** Start of Text passage **
# Kefir



## Buddy's mom forever (Jun 23, 2011)

I wonder if any of you give your dog kefir. I make my own and Charlie loves it.


----------



## Charliethree (Jul 18, 2010)

Pardon my lack of knowledge, but what is kefir?


----------



## Olympia (Jan 11, 2010)

I have given mine kefir too, they also love it!! I've never tried making my own is it easy?


----------



## joro32000 (Feb 25, 2017)

Yes, mine have it twice a day and I switch between kefir and greek yogurt depending what they have on the menu as they are on a home cooked diet.


----------



## BriGuy (Aug 31, 2010)

Yes, I made my own for many years and gave the dogs kefir and the extra kefir grains when they grew too much. They loved it.


----------



## BriGuy (Aug 31, 2010)

Olympia said:


> I have given mine kefir too, they also love it!! I've never tried making my own is it easy?


Yes, it is very simple to do once you have acquired the grains. You need to get those from someone else's culture. If you do a web search for kefir grains in your local area, I'm sure you will find someone. The grains grow constantly, and you need very little to get started.

Once you have the grains, you just pop them in milk and let them do their business. Wait a day or so, and then strain and enjoy. This kefir is so much better than the store-bought, you will not go back to that.


----------



## Olympia (Jan 11, 2010)

BriGuy said:


> Yes, it is very simple to do once you have acquired the grains. You need to get those from someone else's culture. If you do a web search for kefir grains in your local area, I'm sure you will find someone. The grains grow constantly, and you need very little to get started.
** End of Text passage **
** Start of Material provided **
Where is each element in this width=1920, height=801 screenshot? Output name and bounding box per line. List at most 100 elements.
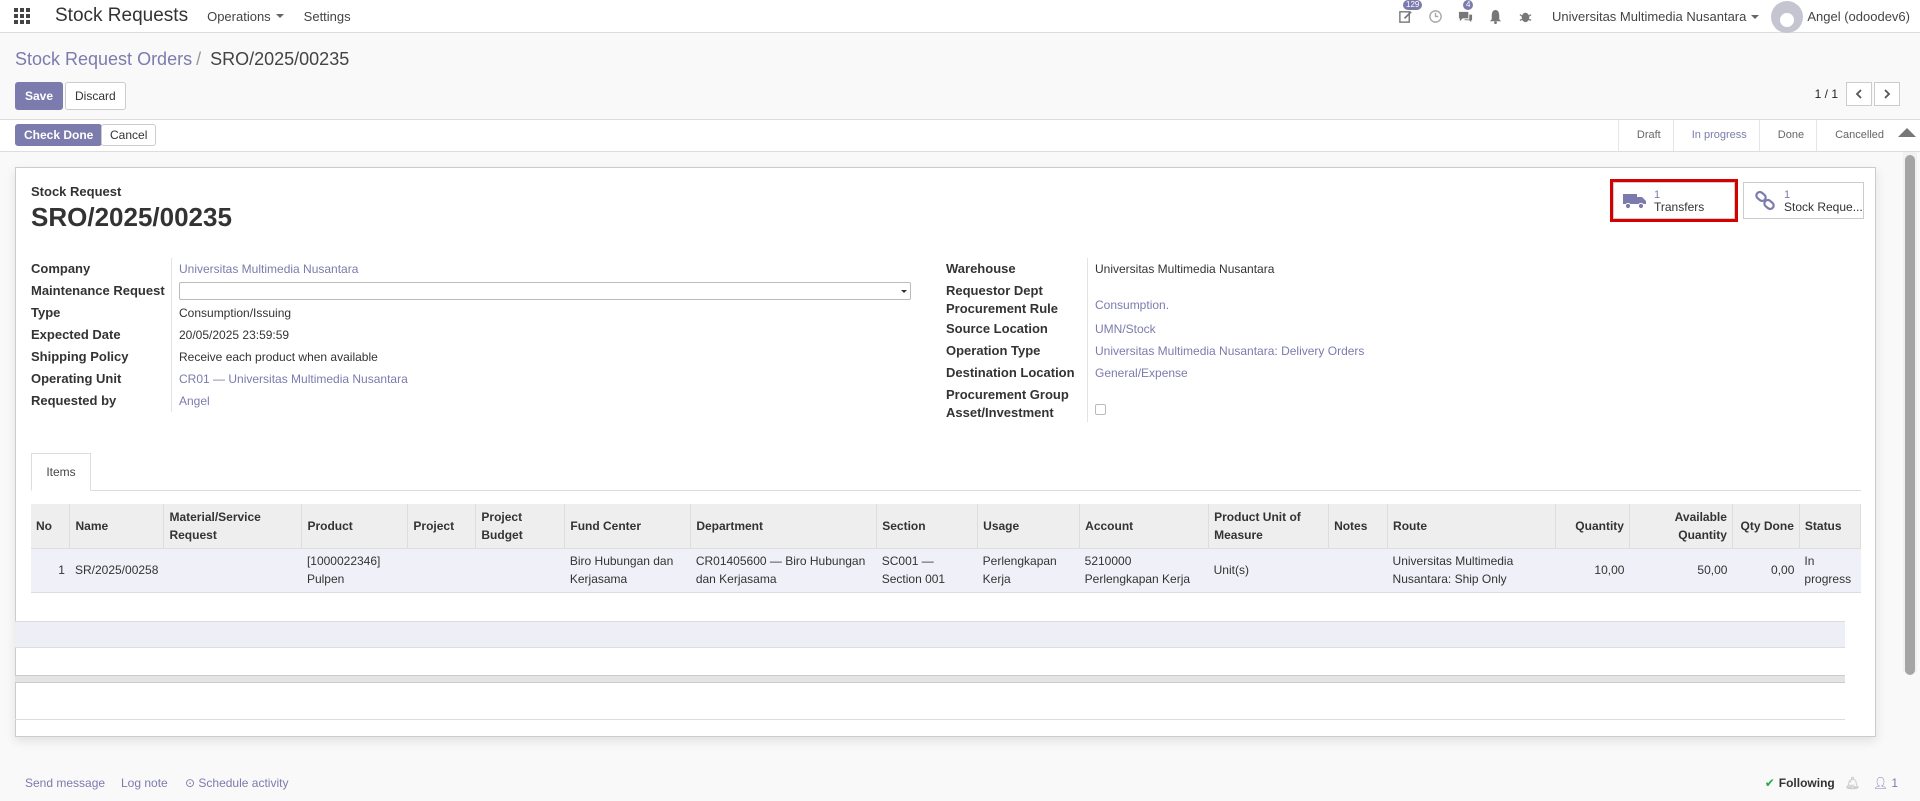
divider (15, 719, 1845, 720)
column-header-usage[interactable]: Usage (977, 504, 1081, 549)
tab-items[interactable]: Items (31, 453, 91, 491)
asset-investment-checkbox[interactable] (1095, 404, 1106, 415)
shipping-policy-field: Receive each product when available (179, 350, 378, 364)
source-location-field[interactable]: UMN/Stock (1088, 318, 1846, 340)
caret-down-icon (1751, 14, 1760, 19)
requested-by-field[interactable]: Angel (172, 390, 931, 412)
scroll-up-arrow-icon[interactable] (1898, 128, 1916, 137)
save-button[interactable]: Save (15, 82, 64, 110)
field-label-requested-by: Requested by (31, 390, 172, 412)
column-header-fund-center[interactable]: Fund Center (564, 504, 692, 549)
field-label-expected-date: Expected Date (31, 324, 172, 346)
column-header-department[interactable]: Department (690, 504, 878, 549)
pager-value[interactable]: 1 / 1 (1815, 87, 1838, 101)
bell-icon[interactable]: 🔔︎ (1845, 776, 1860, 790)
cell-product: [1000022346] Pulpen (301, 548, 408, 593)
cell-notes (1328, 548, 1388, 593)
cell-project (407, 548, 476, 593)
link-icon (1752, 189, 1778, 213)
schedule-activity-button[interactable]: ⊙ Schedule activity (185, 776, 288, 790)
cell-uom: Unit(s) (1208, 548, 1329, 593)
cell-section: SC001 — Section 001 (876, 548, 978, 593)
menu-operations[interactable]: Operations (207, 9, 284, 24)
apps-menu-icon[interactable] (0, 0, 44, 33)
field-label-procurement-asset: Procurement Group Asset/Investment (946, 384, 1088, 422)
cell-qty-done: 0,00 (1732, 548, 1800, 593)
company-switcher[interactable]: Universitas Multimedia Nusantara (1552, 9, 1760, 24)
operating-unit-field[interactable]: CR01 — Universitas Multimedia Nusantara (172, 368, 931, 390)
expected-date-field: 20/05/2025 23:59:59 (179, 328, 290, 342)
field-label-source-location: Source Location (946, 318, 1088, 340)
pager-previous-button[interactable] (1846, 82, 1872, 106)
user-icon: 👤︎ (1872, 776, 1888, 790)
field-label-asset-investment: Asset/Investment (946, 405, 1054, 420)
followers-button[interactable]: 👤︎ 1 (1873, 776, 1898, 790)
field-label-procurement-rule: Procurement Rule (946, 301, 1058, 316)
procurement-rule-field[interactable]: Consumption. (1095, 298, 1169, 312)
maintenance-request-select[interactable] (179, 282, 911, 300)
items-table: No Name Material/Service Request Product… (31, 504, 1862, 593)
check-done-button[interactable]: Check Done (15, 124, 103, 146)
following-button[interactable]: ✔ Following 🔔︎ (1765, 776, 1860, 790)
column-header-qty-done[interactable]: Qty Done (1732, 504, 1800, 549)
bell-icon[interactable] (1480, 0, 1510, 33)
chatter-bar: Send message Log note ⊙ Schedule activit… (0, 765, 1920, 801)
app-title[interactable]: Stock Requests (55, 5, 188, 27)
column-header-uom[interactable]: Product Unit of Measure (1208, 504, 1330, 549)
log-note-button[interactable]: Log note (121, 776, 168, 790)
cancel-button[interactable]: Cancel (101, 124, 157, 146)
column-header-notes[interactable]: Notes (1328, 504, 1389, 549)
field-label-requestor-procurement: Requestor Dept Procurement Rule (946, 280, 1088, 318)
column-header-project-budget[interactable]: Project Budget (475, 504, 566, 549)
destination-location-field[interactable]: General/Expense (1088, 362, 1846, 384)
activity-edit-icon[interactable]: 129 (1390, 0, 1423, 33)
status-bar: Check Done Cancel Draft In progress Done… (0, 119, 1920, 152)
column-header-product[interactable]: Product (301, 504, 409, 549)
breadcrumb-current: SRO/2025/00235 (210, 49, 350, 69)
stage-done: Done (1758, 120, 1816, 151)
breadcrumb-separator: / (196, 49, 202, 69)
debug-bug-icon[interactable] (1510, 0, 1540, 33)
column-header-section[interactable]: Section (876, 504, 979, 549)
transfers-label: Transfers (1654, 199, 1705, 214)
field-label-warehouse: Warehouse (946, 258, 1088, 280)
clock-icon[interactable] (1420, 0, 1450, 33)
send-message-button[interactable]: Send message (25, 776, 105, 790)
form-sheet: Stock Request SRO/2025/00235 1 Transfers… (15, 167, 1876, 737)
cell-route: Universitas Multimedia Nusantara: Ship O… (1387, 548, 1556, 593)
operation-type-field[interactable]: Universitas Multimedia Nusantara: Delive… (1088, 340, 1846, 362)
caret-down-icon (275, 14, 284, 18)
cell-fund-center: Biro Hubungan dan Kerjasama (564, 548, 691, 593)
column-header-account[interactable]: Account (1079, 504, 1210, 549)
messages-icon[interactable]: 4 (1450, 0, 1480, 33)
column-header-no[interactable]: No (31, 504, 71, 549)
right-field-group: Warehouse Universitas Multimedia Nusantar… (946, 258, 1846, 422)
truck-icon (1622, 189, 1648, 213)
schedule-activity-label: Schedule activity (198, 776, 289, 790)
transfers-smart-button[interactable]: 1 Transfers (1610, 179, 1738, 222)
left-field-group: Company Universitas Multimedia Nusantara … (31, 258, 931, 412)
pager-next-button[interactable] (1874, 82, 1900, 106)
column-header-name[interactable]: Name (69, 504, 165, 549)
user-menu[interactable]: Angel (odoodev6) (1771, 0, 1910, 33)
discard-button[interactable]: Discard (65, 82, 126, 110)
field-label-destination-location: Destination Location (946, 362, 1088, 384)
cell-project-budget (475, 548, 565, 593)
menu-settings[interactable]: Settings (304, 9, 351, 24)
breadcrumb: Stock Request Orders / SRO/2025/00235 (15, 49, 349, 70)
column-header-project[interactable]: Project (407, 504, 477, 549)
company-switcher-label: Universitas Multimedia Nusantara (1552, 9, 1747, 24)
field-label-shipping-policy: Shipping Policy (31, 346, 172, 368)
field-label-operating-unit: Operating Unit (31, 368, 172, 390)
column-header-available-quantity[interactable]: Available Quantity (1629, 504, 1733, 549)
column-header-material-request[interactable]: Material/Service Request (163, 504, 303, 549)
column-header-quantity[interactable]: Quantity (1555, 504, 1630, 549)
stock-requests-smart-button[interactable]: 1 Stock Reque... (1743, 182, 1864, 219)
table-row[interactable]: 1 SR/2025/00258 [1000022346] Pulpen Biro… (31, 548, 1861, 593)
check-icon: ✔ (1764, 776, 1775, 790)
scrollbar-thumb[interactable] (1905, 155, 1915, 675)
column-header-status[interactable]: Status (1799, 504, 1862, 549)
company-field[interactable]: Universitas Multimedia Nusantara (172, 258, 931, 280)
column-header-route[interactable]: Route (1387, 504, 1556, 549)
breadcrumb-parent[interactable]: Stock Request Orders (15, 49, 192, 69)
** End of Material provided **
** Start of Material provided **
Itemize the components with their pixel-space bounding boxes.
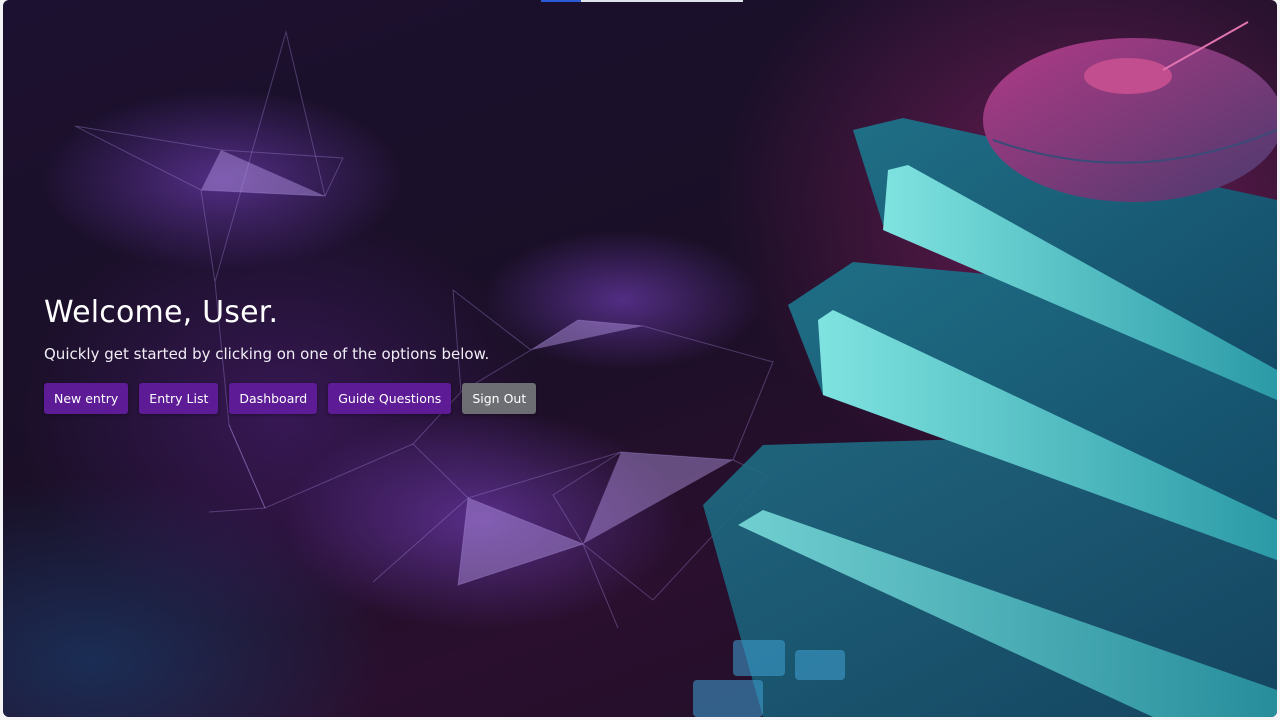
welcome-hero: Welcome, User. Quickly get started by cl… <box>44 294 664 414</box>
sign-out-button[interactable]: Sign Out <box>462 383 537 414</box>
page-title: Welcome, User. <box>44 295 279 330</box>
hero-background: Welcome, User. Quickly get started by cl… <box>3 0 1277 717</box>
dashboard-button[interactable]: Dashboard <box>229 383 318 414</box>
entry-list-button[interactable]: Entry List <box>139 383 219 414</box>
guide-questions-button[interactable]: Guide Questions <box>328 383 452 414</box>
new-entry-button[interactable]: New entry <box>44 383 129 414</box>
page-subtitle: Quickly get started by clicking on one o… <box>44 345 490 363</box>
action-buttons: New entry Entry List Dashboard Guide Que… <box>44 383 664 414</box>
** End of Material provided **
- **To do**:
1: Please answer these questions about the kefir thread:
(a) How often do joro32000's dogs have kefir?
(b) Besides kefir, what did BriGuy give the dogs when they grew too much?
(c) How long does BriGuy say to wait after putting the grains in milk before straining?
2: Rewrite everything in the kefir thread from "## joro32000 (Feb" down to "They loved it.", changing "greek yogurt" to "cottage cheese".

- **Answers in order**:
1:
(a) Twice a day.
(b) The extra kefir grains.
(c) A day or so.

2:
## joro32000 (Feb 25, 2017)

Yes, mine have it twice a day and I switch between kefir and cottage cheese depending what they have on the menu as they are on a home cooked diet.


----------



## BriGuy (Aug 31, 2010)

Yes, I made my own for many years and gave the dogs kefir and the extra kefir grains when they grew too much. They loved it.